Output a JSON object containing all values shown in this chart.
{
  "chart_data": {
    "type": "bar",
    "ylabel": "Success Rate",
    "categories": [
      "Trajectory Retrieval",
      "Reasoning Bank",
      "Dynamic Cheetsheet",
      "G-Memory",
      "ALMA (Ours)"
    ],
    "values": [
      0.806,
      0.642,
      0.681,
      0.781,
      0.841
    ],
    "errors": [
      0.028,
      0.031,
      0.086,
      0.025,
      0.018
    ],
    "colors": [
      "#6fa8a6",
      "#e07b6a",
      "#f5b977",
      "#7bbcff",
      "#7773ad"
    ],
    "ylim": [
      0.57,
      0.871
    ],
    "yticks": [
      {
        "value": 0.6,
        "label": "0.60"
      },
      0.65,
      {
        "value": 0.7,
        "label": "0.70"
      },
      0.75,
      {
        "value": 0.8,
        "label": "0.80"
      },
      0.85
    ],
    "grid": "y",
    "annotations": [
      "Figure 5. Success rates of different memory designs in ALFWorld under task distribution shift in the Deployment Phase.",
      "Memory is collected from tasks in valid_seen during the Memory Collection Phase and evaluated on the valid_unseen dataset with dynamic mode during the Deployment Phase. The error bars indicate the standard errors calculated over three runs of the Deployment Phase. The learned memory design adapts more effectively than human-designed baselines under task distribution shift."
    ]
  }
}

· · · · ·

Stated goal. Pull every line containing "Success" out of the records.

Output of the task.
    "ylabel": "Success Rate",
      "Figure 5. Success rates of different memory designs in ALFWorld under task distribution shift in the Deployment Phase.",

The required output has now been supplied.